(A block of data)
********
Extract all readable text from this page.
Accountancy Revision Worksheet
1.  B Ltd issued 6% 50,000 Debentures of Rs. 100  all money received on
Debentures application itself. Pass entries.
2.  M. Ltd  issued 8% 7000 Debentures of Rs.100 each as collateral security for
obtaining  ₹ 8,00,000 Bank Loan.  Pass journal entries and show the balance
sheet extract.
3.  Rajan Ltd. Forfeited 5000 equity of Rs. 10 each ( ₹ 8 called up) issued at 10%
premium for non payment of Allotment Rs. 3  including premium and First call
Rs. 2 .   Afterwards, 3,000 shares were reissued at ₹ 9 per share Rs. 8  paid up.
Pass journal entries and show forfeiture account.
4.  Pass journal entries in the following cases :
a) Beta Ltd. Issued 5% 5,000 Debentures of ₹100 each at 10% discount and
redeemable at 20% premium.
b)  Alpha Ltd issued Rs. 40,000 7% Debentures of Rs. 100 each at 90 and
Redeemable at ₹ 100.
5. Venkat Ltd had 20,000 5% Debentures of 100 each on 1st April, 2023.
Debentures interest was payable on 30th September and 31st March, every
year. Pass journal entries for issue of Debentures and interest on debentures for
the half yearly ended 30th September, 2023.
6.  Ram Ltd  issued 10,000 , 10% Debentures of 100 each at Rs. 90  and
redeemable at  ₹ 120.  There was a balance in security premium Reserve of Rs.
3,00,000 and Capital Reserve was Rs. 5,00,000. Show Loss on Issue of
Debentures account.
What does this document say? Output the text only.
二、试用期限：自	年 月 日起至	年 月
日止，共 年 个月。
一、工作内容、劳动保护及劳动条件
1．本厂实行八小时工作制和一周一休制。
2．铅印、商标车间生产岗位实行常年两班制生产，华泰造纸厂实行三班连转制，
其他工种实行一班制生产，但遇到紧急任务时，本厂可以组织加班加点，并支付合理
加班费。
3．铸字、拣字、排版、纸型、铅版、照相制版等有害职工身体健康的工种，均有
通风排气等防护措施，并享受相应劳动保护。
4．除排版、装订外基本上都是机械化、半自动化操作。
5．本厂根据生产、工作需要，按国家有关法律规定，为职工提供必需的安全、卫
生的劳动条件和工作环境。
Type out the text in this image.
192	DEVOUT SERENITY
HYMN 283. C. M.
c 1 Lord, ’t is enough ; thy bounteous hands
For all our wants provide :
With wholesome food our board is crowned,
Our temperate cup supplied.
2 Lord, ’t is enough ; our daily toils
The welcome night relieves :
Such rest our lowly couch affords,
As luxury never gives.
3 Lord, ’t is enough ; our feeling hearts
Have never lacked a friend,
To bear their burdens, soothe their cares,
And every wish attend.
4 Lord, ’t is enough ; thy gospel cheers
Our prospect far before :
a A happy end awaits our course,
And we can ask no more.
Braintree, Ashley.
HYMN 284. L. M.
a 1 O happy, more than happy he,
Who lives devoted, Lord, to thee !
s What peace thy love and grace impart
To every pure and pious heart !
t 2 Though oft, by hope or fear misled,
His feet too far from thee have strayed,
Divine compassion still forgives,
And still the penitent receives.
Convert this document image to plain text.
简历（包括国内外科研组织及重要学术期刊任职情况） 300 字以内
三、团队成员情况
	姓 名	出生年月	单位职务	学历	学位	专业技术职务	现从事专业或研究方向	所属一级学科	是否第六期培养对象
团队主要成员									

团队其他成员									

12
********
→ **What you need to do**
Recopy the entries above exactly, with every line included.

→ **Answer in full**
Extract all readable text from this page.
Accountancy Revision Worksheet
1.  B Ltd issued 6% 50,000 Debentures of Rs. 100  all money received on
Debentures application itself. Pass entries.
2.  M. Ltd  issued 8% 7000 Debentures of Rs.100 each as collateral security for
obtaining  ₹ 8,00,000 Bank Loan.  Pass journal entries and show the balance
sheet extract.
3.  Rajan Ltd. Forfeited 5000 equity of Rs. 10 each ( ₹ 8 called up) issued at 10%
premium for non payment of Allotment Rs. 3  including premium and First call
Rs. 2 .   Afterwards, 3,000 shares were reissued at ₹ 9 per share Rs. 8  paid up.
Pass journal entries and show forfeiture account.
4.  Pass journal entries in the following cases :
a) Beta Ltd. Issued 5% 5,000 Debentures of ₹100 each at 10% discount and
redeemable at 20% premium.
b)  Alpha Ltd issued Rs. 40,000 7% Debentures of Rs. 100 each at 90 and
Redeemable at ₹ 100.
5. Venkat Ltd had 20,000 5% Debentures of 100 each on 1st April, 2023.
Debentures interest was payable on 30th September and 31st March, every
year. Pass journal entries for issue of Debentures and interest on debentures for
the half yearly ended 30th September, 2023.
6.  Ram Ltd  issued 10,000 , 10% Debentures of 100 each at Rs. 90  and
redeemable at  ₹ 120.  There was a balance in security premium Reserve of Rs.
3,00,000 and Capital Reserve was Rs. 5,00,000. Show Loss on Issue of
Debentures account.
What does this document say? Output the text only.
二、试用期限：自	年 月 日起至	年 月
日止，共 年 个月。
一、工作内容、劳动保护及劳动条件
1．本厂实行八小时工作制和一周一休制。
2．铅印、商标车间生产岗位实行常年两班制生产，华泰造纸厂实行三班连转制，
其他工种实行一班制生产，但遇到紧急任务时，本厂可以组织加班加点，并支付合理
加班费。
3．铸字、拣字、排版、纸型、铅版、照相制版等有害职工身体健康的工种，均有
通风排气等防护措施，并享受相应劳动保护。
4．除排版、装订外基本上都是机械化、半自动化操作。
5．本厂根据生产、工作需要，按国家有关法律规定，为职工提供必需的安全、卫
生的劳动条件和工作环境。
Type out the text in this image.
192	DEVOUT SERENITY
HYMN 283. C. M.
c 1 Lord, ’t is enough ; thy bounteous hands
For all our wants provide :
With wholesome food our board is crowned,
Our temperate cup supplied.
2 Lord, ’t is enough ; our daily toils
The welcome night relieves :
Such rest our lowly couch affords,
As luxury never gives.
3 Lord, ’t is enough ; our feeling hearts
Have never lacked a friend,
To bear their burdens, soothe their cares,
And every wish attend.
4 Lord, ’t is enough ; thy gospel cheers
Our prospect far before :
a A happy end awaits our course,
And we can ask no more.
Braintree, Ashley.
HYMN 284. L. M.
a 1 O happy, more than happy he,
Who lives devoted, Lord, to thee !
s What peace thy love and grace impart
To every pure and pious heart !
t 2 Though oft, by hope or fear misled,
His feet too far from thee have strayed,
Divine compassion still forgives,
And still the penitent receives.
Convert this document image to plain text.
简历（包括国内外科研组织及重要学术期刊任职情况） 300 字以内
三、团队成员情况
	姓 名	出生年月	单位职务	学历	学位	专业技术职务	现从事专业或研究方向	所属一级学科	是否第六期培养对象
团队主要成员									

团队其他成员									

12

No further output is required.